Written problem:
Write out each line beneath this one exactly as it reads.

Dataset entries
###

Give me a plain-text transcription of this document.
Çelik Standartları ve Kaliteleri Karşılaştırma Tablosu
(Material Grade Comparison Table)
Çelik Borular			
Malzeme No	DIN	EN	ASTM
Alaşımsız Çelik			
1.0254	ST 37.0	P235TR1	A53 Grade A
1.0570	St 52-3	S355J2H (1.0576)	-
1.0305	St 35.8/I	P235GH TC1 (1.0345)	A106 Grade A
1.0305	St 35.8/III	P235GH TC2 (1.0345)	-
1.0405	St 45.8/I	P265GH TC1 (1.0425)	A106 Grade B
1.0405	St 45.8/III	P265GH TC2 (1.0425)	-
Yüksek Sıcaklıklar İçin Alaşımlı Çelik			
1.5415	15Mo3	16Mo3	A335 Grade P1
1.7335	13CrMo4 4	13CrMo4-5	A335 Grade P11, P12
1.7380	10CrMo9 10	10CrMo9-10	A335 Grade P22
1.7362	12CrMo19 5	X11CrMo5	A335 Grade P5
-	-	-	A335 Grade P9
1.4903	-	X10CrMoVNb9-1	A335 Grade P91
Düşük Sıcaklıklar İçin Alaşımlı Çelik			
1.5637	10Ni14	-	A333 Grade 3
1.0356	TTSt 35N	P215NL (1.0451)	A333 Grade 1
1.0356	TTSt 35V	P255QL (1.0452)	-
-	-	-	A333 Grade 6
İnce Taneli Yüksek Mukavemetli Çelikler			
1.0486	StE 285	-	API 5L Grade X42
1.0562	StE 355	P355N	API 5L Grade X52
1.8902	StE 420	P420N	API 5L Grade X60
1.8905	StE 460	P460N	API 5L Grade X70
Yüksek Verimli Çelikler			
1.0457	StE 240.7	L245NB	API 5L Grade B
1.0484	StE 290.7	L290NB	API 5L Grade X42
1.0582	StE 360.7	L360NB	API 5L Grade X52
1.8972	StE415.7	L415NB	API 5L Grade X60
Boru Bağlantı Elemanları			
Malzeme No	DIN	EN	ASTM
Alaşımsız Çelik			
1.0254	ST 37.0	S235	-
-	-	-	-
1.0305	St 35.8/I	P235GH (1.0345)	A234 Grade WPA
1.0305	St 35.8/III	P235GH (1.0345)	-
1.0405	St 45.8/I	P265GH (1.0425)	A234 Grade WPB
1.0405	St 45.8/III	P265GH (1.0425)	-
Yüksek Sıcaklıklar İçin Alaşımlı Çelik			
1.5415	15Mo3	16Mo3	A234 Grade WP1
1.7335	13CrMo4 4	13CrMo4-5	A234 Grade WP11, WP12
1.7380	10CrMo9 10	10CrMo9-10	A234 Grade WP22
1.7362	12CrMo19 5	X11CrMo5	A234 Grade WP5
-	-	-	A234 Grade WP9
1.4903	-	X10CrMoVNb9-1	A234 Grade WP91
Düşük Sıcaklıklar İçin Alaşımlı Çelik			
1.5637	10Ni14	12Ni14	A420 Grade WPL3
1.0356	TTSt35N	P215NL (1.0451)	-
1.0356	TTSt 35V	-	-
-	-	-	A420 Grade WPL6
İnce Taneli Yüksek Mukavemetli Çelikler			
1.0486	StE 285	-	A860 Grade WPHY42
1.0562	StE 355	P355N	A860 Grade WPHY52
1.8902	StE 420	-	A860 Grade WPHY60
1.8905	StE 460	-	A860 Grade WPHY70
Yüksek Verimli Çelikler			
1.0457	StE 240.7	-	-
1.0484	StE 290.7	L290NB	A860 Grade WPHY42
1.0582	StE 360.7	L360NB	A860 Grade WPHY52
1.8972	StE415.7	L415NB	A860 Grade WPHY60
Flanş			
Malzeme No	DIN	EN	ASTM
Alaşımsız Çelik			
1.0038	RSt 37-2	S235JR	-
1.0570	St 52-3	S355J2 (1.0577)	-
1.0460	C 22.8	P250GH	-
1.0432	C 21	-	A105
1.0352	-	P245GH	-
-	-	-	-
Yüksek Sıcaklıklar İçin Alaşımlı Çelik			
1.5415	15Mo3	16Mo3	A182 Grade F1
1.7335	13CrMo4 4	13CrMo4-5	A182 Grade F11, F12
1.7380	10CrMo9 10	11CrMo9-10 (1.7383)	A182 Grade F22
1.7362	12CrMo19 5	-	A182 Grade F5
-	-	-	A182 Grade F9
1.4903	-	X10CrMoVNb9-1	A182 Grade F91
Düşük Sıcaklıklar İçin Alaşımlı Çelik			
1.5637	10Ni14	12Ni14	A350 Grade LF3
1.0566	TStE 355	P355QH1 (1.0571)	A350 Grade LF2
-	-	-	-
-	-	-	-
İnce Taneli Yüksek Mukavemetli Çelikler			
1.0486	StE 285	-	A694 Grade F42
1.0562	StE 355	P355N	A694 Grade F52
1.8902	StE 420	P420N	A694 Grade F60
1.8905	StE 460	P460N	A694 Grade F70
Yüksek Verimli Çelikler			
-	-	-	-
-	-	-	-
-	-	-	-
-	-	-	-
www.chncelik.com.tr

###

Reply to the task:
Give me a plain-text transcription of this document.
Çelik Standartları ve Kaliteleri Karşılaştırma Tablosu
(Material Grade Comparison Table)
Çelik Borular			
Malzeme No	DIN	EN	ASTM
Alaşımsız Çelik			
1.0254	ST 37.0	P235TR1	A53 Grade A
1.0570	St 52-3	S355J2H (1.0576)	-
1.0305	St 35.8/I	P235GH TC1 (1.0345)	A106 Grade A
1.0305	St 35.8/III	P235GH TC2 (1.0345)	-
1.0405	St 45.8/I	P265GH TC1 (1.0425)	A106 Grade B
1.0405	St 45.8/III	P265GH TC2 (1.0425)	-
Yüksek Sıcaklıklar İçin Alaşımlı Çelik			
1.5415	15Mo3	16Mo3	A335 Grade P1
1.7335	13CrMo4 4	13CrMo4-5	A335 Grade P11, P12
1.7380	10CrMo9 10	10CrMo9-10	A335 Grade P22
1.7362	12CrMo19 5	X11CrMo5	A335 Grade P5
-	-	-	A335 Grade P9
1.4903	-	X10CrMoVNb9-1	A335 Grade P91
Düşük Sıcaklıklar İçin Alaşımlı Çelik			
1.5637	10Ni14	-	A333 Grade 3
1.0356	TTSt 35N	P215NL (1.0451)	A333 Grade 1
1.0356	TTSt 35V	P255QL (1.0452)	-
-	-	-	A333 Grade 6
İnce Taneli Yüksek Mukavemetli Çelikler			
1.0486	StE 285	-	API 5L Grade X42
1.0562	StE 355	P355N	API 5L Grade X52
1.8902	StE 420	P420N	API 5L Grade X60
1.8905	StE 460	P460N	API 5L Grade X70
Yüksek Verimli Çelikler			
1.0457	StE 240.7	L245NB	API 5L Grade B
1.0484	StE 290.7	L290NB	API 5L Grade X42
1.0582	StE 360.7	L360NB	API 5L Grade X52
1.8972	StE415.7	L415NB	API 5L Grade X60
Boru Bağlantı Elemanları			
Malzeme No	DIN	EN	ASTM
Alaşımsız Çelik			
1.0254	ST 37.0	S235	-
-	-	-	-
1.0305	St 35.8/I	P235GH (1.0345)	A234 Grade WPA
1.0305	St 35.8/III	P235GH (1.0345)	-
1.0405	St 45.8/I	P265GH (1.0425)	A234 Grade WPB
1.0405	St 45.8/III	P265GH (1.0425)	-
Yüksek Sıcaklıklar İçin Alaşımlı Çelik			
1.5415	15Mo3	16Mo3	A234 Grade WP1
1.7335	13CrMo4 4	13CrMo4-5	A234 Grade WP11, WP12
1.7380	10CrMo9 10	10CrMo9-10	A234 Grade WP22
1.7362	12CrMo19 5	X11CrMo5	A234 Grade WP5
-	-	-	A234 Grade WP9
1.4903	-	X10CrMoVNb9-1	A234 Grade WP91
Düşük Sıcaklıklar İçin Alaşımlı Çelik			
1.5637	10Ni14	12Ni14	A420 Grade WPL3
1.0356	TTSt35N	P215NL (1.0451)	-
1.0356	TTSt 35V	-	-
-	-	-	A420 Grade WPL6
İnce Taneli Yüksek Mukavemetli Çelikler			
1.0486	StE 285	-	A860 Grade WPHY42
1.0562	StE 355	P355N	A860 Grade WPHY52
1.8902	StE 420	-	A860 Grade WPHY60
1.8905	StE 460	-	A860 Grade WPHY70
Yüksek Verimli Çelikler			
1.0457	StE 240.7	-	-
1.0484	StE 290.7	L290NB	A860 Grade WPHY42
1.0582	StE 360.7	L360NB	A860 Grade WPHY52
1.8972	StE415.7	L415NB	A860 Grade WPHY60
Flanş			
Malzeme No	DIN	EN	ASTM
Alaşımsız Çelik			
1.0038	RSt 37-2	S235JR	-
1.0570	St 52-3	S355J2 (1.0577)	-
1.0460	C 22.8	P250GH	-
1.0432	C 21	-	A105
1.0352	-	P245GH	-
-	-	-	-
Yüksek Sıcaklıklar İçin Alaşımlı Çelik			
1.5415	15Mo3	16Mo3	A182 Grade F1
1.7335	13CrMo4 4	13CrMo4-5	A182 Grade F11, F12
1.7380	10CrMo9 10	11CrMo9-10 (1.7383)	A182 Grade F22
1.7362	12CrMo19 5	-	A182 Grade F5
-	-	-	A182 Grade F9
1.4903	-	X10CrMoVNb9-1	A182 Grade F91
Düşük Sıcaklıklar İçin Alaşımlı Çelik			
1.5637	10Ni14	12Ni14	A350 Grade LF3
1.0566	TStE 355	P355QH1 (1.0571)	A350 Grade LF2
-	-	-	-
-	-	-	-
İnce Taneli Yüksek Mukavemetli Çelikler			
1.0486	StE 285	-	A694 Grade F42
1.0562	StE 355	P355N	A694 Grade F52
1.8902	StE 420	P420N	A694 Grade F60
1.8905	StE 460	P460N	A694 Grade F70
Yüksek Verimli Çelikler			
-	-	-	-
-	-	-	-
-	-	-	-
-	-	-	-
www.chncelik.com.tr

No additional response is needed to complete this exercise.